▶ _What is being asked_
In the entries below, count every line with the string "pork". State the count and nothing else.

▶ _Provided records_
- - - - -

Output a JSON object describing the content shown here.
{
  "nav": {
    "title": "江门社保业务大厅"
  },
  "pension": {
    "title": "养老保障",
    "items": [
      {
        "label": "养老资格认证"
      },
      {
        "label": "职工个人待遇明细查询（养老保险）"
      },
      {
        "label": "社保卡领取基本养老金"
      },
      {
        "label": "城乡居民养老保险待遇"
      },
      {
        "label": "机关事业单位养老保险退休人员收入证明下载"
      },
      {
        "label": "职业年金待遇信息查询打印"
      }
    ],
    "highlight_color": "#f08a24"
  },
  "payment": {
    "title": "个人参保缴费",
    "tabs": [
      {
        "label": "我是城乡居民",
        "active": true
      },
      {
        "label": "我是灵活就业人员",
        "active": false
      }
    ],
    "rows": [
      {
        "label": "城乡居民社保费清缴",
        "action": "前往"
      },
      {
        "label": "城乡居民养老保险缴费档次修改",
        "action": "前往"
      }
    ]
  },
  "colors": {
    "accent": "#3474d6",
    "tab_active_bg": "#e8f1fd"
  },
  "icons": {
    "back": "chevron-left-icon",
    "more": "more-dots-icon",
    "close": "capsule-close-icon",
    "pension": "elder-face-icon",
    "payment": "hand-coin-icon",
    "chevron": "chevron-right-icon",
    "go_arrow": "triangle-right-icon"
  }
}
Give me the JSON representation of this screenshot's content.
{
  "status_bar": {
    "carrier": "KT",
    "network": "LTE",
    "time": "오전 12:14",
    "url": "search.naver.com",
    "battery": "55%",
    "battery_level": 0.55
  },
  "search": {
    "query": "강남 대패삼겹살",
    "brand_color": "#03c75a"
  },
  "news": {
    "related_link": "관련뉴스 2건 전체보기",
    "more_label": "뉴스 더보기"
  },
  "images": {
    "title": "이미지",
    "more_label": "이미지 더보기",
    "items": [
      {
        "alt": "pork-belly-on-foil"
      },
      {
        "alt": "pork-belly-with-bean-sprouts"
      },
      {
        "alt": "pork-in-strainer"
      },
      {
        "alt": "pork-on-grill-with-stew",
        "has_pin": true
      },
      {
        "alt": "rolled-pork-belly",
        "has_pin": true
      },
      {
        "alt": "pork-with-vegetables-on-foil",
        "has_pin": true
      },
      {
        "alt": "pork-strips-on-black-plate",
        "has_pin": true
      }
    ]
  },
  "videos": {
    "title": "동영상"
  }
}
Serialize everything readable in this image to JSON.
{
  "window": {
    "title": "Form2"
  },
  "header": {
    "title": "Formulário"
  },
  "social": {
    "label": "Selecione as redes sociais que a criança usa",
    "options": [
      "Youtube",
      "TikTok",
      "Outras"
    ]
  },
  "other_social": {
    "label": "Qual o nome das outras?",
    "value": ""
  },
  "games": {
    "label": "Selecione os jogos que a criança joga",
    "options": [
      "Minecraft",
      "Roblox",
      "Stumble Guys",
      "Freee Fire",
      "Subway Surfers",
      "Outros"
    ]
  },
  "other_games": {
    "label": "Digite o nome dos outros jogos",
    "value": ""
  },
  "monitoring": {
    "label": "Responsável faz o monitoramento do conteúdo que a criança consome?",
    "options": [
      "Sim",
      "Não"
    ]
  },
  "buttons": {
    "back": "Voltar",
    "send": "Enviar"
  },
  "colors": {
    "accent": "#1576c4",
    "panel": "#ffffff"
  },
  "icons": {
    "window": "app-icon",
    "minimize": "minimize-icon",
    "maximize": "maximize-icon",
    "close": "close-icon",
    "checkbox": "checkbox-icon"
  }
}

- - - - -

▶ _Problem solution_
7